## Task details
With pictures removed, output every record below exactly as written.

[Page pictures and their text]
---

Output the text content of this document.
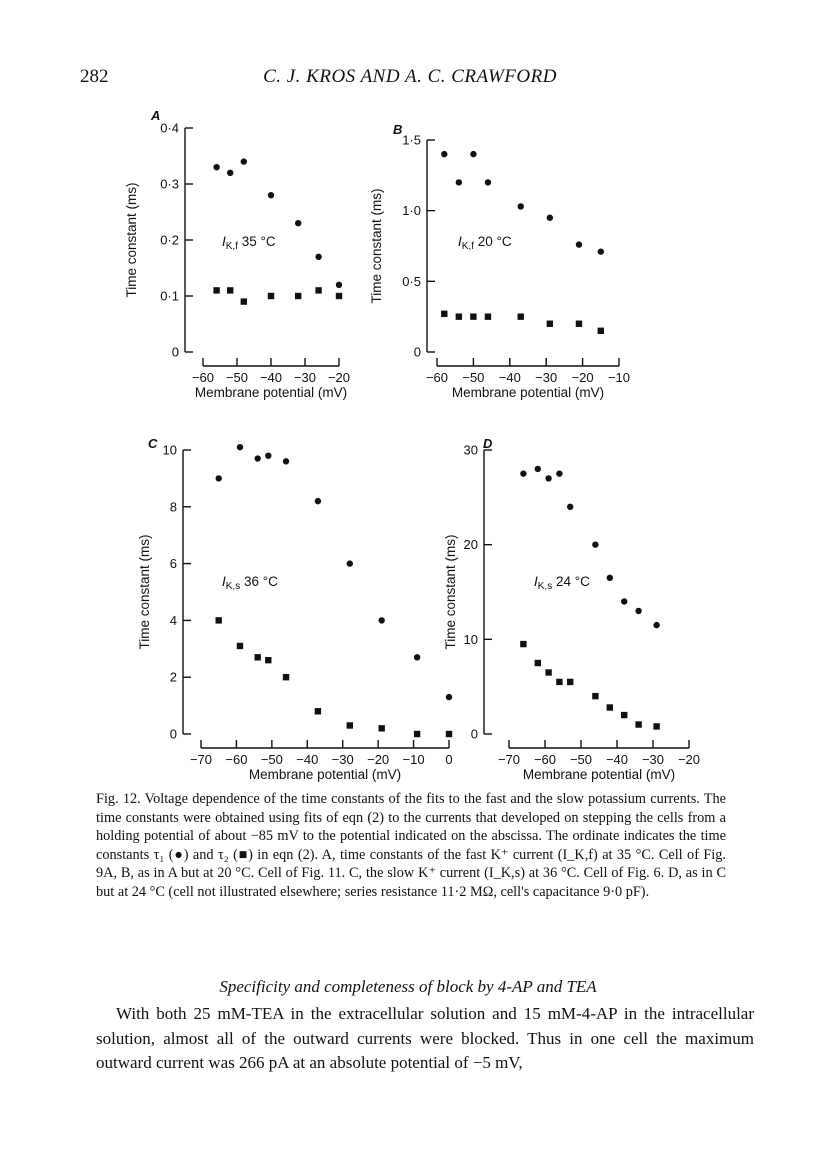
282	C. J. KROS AND A. C. CRAWFORD
0
0·1
0·2
0·3
0·4
−60 −50 −40 −30 −20
Membrane potential (mV)
Time constant (ms)
A
$I_{K,f}$ 35 °C
0
0·5
1·0
1·5
−60 −50 −40 −30 −20 −10
Membrane potential (mV)
Time constant (ms)
B
$I_{K,f}$ 20 °C
0
2
4
6
8
10
−70 −60 −50 −40 −30 −20 −10 0
Membrane potential (mV)
Time constant (ms)
C
$I_{K,s}$ 36 °C
0
10
20
30
−70 −60 −50 −40 −30 −20
Membrane potential (mV)
Time constant (ms)
D
$I_{K,s}$ 24 °C
Fig. 12. Voltage dependence of the time constants of the fits to the fast and the slow potassium currents. The time constants were obtained using fits of eqn (2) to the currents that developed on stepping the cells from a holding potential of about −85 mV to the potential indicated on the abscissa. The ordinate indicates the time constants τ₁ (●) and τ₂ (■) in eqn (2). A, time constants of the fast K⁺ current (I_K,f) at 35 °C. Cell of Fig. 9A, B, as in A but at 20 °C. Cell of Fig. 11. C, the slow K⁺ current (I_K,s) at 36 °C. Cell of Fig. 6. D, as in C but at 24 °C (cell not illustrated elsewhere; series resistance 11·2 MΩ, cell's capacitance 9·0 pF).
Specificity and completeness of block by 4-AP and TEA
With both 25 mM-TEA in the extracellular solution and 15 mM-4-AP in the intracellular solution, almost all of the outward currents were blocked. Thus in one cell the maximum outward current was 266 pA at an absolute potential of −5 mV,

---

## Exercise result
Output the text content of this document.
282	C. J. KROS AND A. C. CRAWFORD
0
0·1
0·2
0·3
0·4
−60 −50 −40 −30 −20
Membrane potential (mV)
Time constant (ms)
A
$I_{K,f}$ 35 °C
0
0·5
1·0
1·5
−60 −50 −40 −30 −20 −10
Membrane potential (mV)
Time constant (ms)
B
$I_{K,f}$ 20 °C
0
2
4
6
8
10
−70 −60 −50 −40 −30 −20 −10 0
Membrane potential (mV)
Time constant (ms)
C
$I_{K,s}$ 36 °C
0
10
20
30
−70 −60 −50 −40 −30 −20
Membrane potential (mV)
Time constant (ms)
D
$I_{K,s}$ 24 °C
Fig. 12. Voltage dependence of the time constants of the fits to the fast and the slow potassium currents. The time constants were obtained using fits of eqn (2) to the currents that developed on stepping the cells from a holding potential of about −85 mV to the potential indicated on the abscissa. The ordinate indicates the time constants τ₁ (●) and τ₂ (■) in eqn (2). A, time constants of the fast K⁺ current (I_K,f) at 35 °C. Cell of Fig. 9A, B, as in A but at 20 °C. Cell of Fig. 11. C, the slow K⁺ current (I_K,s) at 36 °C. Cell of Fig. 6. D, as in C but at 24 °C (cell not illustrated elsewhere; series resistance 11·2 MΩ, cell's capacitance 9·0 pF).
Specificity and completeness of block by 4-AP and TEA
With both 25 mM-TEA in the extracellular solution and 15 mM-4-AP in the intracellular solution, almost all of the outward currents were blocked. Thus in one cell the maximum outward current was 266 pA at an absolute potential of −5 mV,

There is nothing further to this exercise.